Request
Repeat the whole listing exactly.

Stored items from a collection
§

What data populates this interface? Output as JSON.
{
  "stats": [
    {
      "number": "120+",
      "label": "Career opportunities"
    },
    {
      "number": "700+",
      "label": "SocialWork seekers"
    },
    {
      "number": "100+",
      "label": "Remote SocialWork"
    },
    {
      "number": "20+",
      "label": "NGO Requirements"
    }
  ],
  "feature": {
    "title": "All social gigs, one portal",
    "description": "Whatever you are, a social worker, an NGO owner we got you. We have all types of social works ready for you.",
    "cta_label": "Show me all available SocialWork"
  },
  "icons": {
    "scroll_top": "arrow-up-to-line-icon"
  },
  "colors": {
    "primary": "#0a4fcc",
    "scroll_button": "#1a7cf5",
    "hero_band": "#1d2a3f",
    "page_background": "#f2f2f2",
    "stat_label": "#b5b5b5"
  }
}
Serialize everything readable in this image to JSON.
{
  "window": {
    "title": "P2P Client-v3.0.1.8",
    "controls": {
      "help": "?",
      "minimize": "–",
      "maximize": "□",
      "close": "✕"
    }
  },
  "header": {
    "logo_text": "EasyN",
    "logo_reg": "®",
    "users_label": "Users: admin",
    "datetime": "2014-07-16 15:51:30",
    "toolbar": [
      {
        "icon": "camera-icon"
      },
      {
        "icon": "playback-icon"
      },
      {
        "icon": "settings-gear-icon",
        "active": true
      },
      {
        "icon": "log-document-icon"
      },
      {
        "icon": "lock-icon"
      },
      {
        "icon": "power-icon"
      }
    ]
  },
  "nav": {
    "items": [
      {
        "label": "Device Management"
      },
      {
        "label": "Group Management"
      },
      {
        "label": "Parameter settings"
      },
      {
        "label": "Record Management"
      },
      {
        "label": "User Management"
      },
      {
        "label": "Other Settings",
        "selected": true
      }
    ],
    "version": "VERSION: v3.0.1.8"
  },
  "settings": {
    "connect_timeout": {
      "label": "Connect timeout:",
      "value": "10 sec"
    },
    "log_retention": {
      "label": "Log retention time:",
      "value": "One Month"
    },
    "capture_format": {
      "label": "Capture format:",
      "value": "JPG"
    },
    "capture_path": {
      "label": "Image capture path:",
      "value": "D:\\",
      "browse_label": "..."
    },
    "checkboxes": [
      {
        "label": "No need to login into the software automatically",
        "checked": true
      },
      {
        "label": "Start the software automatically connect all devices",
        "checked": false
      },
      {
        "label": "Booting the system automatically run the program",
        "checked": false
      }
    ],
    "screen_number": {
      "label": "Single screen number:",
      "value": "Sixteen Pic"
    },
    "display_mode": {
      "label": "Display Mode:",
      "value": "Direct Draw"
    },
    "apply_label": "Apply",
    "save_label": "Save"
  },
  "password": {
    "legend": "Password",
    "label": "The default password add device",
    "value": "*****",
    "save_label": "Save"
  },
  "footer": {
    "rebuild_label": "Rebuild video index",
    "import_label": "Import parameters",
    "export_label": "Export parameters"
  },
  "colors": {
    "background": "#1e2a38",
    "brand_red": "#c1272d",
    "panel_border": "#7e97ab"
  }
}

§

Task solution
What data populates this interface? Output as JSON.
{
  "stats": [
    {
      "number": "120+",
      "label": "Career opportunities"
    },
    {
      "number": "700+",
      "label": "SocialWork seekers"
    },
    {
      "number": "100+",
      "label": "Remote SocialWork"
    },
    {
      "number": "20+",
      "label": "NGO Requirements"
    }
  ],
  "feature": {
    "title": "All social gigs, one portal",
    "description": "Whatever you are, a social worker, an NGO owner we got you. We have all types of social works ready for you.",
    "cta_label": "Show me all available SocialWork"
  },
  "icons": {
    "scroll_top": "arrow-up-to-line-icon"
  },
  "colors": {
    "primary": "#0a4fcc",
    "scroll_button": "#1a7cf5",
    "hero_band": "#1d2a3f",
    "page_background": "#f2f2f2",
    "stat_label": "#b5b5b5"
  }
}
Serialize everything readable in this image to JSON.
{
  "window": {
    "title": "P2P Client-v3.0.1.8",
    "controls": {
      "help": "?",
      "minimize": "–",
      "maximize": "□",
      "close": "✕"
    }
  },
  "header": {
    "logo_text": "EasyN",
    "logo_reg": "®",
    "users_label": "Users: admin",
    "datetime": "2014-07-16 15:51:30",
    "toolbar": [
      {
        "icon": "camera-icon"
      },
      {
        "icon": "playback-icon"
      },
      {
        "icon": "settings-gear-icon",
        "active": true
      },
      {
        "icon": "log-document-icon"
      },
      {
        "icon": "lock-icon"
      },
      {
        "icon": "power-icon"
      }
    ]
  },
  "nav": {
    "items": [
      {
        "label": "Device Management"
      },
      {
        "label": "Group Management"
      },
      {
        "label": "Parameter settings"
      },
      {
        "label": "Record Management"
      },
      {
        "label": "User Management"
      },
      {
        "label": "Other Settings",
        "selected": true
      }
    ],
    "version": "VERSION: v3.0.1.8"
  },
  "settings": {
    "connect_timeout": {
      "label": "Connect timeout:",
      "value": "10 sec"
    },
    "log_retention": {
      "label": "Log retention time:",
      "value": "One Month"
    },
    "capture_format": {
      "label": "Capture format:",
      "value": "JPG"
    },
    "capture_path": {
      "label": "Image capture path:",
      "value": "D:\\",
      "browse_label": "..."
    },
    "checkboxes": [
      {
        "label": "No need to login into the software automatically",
        "checked": true
      },
      {
        "label": "Start the software automatically connect all devices",
        "checked": false
      },
      {
        "label": "Booting the system automatically run the program",
        "checked": false
      }
    ],
    "screen_number": {
      "label": "Single screen number:",
      "value": "Sixteen Pic"
    },
    "display_mode": {
      "label": "Display Mode:",
      "value": "Direct Draw"
    },
    "apply_label": "Apply",
    "save_label": "Save"
  },
  "password": {
    "legend": "Password",
    "label": "The default password add device",
    "value": "*****",
    "save_label": "Save"
  },
  "footer": {
    "rebuild_label": "Rebuild video index",
    "import_label": "Import parameters",
    "export_label": "Export parameters"
  },
  "colors": {
    "background": "#1e2a38",
    "brand_red": "#c1272d",
    "panel_border": "#7e97ab"
  }
}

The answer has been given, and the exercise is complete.